→ **Short task**
Would you restate all the data that follows, word for word?

────────────────────────────────────────

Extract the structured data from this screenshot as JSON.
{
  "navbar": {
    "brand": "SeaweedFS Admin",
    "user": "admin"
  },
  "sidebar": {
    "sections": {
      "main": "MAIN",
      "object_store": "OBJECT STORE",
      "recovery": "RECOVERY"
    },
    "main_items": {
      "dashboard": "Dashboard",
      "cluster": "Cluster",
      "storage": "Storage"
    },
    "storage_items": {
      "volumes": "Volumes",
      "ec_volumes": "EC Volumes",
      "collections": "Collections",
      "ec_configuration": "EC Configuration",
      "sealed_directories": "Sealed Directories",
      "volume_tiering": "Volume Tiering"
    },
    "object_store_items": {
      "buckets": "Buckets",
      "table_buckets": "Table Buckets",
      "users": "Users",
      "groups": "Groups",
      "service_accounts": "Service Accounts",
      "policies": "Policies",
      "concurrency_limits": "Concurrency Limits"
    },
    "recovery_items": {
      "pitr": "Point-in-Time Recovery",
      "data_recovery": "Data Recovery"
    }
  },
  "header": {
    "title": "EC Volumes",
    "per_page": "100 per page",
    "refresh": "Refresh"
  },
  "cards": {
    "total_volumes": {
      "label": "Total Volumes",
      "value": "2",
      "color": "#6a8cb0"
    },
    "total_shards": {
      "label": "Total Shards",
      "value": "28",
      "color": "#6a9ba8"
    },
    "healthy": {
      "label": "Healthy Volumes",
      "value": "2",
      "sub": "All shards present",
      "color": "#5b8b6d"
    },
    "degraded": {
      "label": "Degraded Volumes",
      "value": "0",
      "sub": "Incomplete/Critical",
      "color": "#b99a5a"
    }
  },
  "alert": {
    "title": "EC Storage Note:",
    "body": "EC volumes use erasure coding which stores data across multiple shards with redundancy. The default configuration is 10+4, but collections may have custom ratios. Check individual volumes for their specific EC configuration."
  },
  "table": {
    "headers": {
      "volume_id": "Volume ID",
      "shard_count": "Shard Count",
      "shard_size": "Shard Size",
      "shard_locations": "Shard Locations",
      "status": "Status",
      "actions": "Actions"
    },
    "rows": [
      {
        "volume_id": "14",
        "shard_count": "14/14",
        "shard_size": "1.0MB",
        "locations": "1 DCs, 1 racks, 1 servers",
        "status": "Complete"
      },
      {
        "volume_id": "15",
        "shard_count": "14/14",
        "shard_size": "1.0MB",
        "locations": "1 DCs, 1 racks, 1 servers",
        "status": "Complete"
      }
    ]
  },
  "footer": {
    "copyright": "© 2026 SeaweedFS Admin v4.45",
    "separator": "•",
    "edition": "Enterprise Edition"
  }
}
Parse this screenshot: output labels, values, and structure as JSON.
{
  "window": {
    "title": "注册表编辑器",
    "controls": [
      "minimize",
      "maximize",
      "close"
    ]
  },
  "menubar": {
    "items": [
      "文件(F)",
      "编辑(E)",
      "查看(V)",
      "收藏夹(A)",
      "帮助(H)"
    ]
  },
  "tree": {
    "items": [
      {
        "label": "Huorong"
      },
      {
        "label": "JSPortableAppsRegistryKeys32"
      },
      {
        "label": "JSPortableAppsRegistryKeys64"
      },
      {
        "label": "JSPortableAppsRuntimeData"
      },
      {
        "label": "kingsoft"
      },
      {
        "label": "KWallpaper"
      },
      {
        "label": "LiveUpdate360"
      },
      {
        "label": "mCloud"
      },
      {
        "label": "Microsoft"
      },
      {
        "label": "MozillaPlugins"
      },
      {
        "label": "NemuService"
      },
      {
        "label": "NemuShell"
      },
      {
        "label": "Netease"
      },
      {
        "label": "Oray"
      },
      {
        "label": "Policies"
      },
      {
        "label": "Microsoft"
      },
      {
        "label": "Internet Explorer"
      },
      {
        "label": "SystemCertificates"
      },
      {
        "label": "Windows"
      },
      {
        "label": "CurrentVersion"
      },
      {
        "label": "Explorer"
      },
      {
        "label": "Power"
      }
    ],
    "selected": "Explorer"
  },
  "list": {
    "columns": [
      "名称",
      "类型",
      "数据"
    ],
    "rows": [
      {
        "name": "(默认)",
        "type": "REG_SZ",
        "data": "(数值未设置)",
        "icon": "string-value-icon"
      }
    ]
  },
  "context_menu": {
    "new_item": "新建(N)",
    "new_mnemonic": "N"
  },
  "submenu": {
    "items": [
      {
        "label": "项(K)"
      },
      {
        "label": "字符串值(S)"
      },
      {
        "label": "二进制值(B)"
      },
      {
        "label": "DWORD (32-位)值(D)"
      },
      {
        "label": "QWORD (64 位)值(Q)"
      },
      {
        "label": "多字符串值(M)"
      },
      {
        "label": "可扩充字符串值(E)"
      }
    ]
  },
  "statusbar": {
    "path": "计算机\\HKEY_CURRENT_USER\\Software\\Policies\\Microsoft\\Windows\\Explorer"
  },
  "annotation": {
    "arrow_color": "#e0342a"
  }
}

────────────────────────────────────────

→ **Result of this exercise**
Extract the structured data from this screenshot as JSON.
{
  "navbar": {
    "brand": "SeaweedFS Admin",
    "user": "admin"
  },
  "sidebar": {
    "sections": {
      "main": "MAIN",
      "object_store": "OBJECT STORE",
      "recovery": "RECOVERY"
    },
    "main_items": {
      "dashboard": "Dashboard",
      "cluster": "Cluster",
      "storage": "Storage"
    },
    "storage_items": {
      "volumes": "Volumes",
      "ec_volumes": "EC Volumes",
      "collections": "Collections",
      "ec_configuration": "EC Configuration",
      "sealed_directories": "Sealed Directories",
      "volume_tiering": "Volume Tiering"
    },
    "object_store_items": {
      "buckets": "Buckets",
      "table_buckets": "Table Buckets",
      "users": "Users",
      "groups": "Groups",
      "service_accounts": "Service Accounts",
      "policies": "Policies",
      "concurrency_limits": "Concurrency Limits"
    },
    "recovery_items": {
      "pitr": "Point-in-Time Recovery",
      "data_recovery": "Data Recovery"
    }
  },
  "header": {
    "title": "EC Volumes",
    "per_page": "100 per page",
    "refresh": "Refresh"
  },
  "cards": {
    "total_volumes": {
      "label": "Total Volumes",
      "value": "2",
      "color": "#6a8cb0"
    },
    "total_shards": {
      "label": "Total Shards",
      "value": "28",
      "color": "#6a9ba8"
    },
    "healthy": {
      "label": "Healthy Volumes",
      "value": "2",
      "sub": "All shards present",
      "color": "#5b8b6d"
    },
    "degraded": {
      "label": "Degraded Volumes",
      "value": "0",
      "sub": "Incomplete/Critical",
      "color": "#b99a5a"
    }
  },
  "alert": {
    "title": "EC Storage Note:",
    "body": "EC volumes use erasure coding which stores data across multiple shards with redundancy. The default configuration is 10+4, but collections may have custom ratios. Check individual volumes for their specific EC configuration."
  },
  "table": {
    "headers": {
      "volume_id": "Volume ID",
      "shard_count": "Shard Count",
      "shard_size": "Shard Size",
      "shard_locations": "Shard Locations",
      "status": "Status",
      "actions": "Actions"
    },
    "rows": [
      {
        "volume_id": "14",
        "shard_count": "14/14",
        "shard_size": "1.0MB",
        "locations": "1 DCs, 1 racks, 1 servers",
        "status": "Complete"
      },
      {
        "volume_id": "15",
        "shard_count": "14/14",
        "shard_size": "1.0MB",
        "locations": "1 DCs, 1 racks, 1 servers",
        "status": "Complete"
      }
    ]
  },
  "footer": {
    "copyright": "© 2026 SeaweedFS Admin v4.45",
    "separator": "•",
    "edition": "Enterprise Edition"
  }
}
Parse this screenshot: output labels, values, and structure as JSON.
{
  "window": {
    "title": "注册表编辑器",
    "controls": [
      "minimize",
      "maximize",
      "close"
    ]
  },
  "menubar": {
    "items": [
      "文件(F)",
      "编辑(E)",
      "查看(V)",
      "收藏夹(A)",
      "帮助(H)"
    ]
  },
  "tree": {
    "items": [
      {
        "label": "Huorong"
      },
      {
        "label": "JSPortableAppsRegistryKeys32"
      },
      {
        "label": "JSPortableAppsRegistryKeys64"
      },
      {
        "label": "JSPortableAppsRuntimeData"
      },
      {
        "label": "kingsoft"
      },
      {
        "label": "KWallpaper"
      },
      {
        "label": "LiveUpdate360"
      },
      {
        "label": "mCloud"
      },
      {
        "label": "Microsoft"
      },
      {
        "label": "MozillaPlugins"
      },
      {
        "label": "NemuService"
      },
      {
        "label": "NemuShell"
      },
      {
        "label": "Netease"
      },
      {
        "label": "Oray"
      },
      {
        "label": "Policies"
      },
      {
        "label": "Microsoft"
      },
      {
        "label": "Internet Explorer"
      },
      {
        "label": "SystemCertificates"
      },
      {
        "label": "Windows"
      },
      {
        "label": "CurrentVersion"
      },
      {
        "label": "Explorer"
      },
      {
        "label": "Power"
      }
    ],
    "selected": "Explorer"
  },
  "list": {
    "columns": [
      "名称",
      "类型",
      "数据"
    ],
    "rows": [
      {
        "name": "(默认)",
        "type": "REG_SZ",
        "data": "(数值未设置)",
        "icon": "string-value-icon"
      }
    ]
  },
  "context_menu": {
    "new_item": "新建(N)",
    "new_mnemonic": "N"
  },
  "submenu": {
    "items": [
      {
        "label": "项(K)"
      },
      {
        "label": "字符串值(S)"
      },
      {
        "label": "二进制值(B)"
      },
      {
        "label": "DWORD (32-位)值(D)"
      },
      {
        "label": "QWORD (64 位)值(Q)"
      },
      {
        "label": "多字符串值(M)"
      },
      {
        "label": "可扩充字符串值(E)"
      }
    ]
  },
  "statusbar": {
    "path": "计算机\\HKEY_CURRENT_USER\\Software\\Policies\\Microsoft\\Windows\\Explorer"
  },
  "annotation": {
    "arrow_color": "#e0342a"
  }
}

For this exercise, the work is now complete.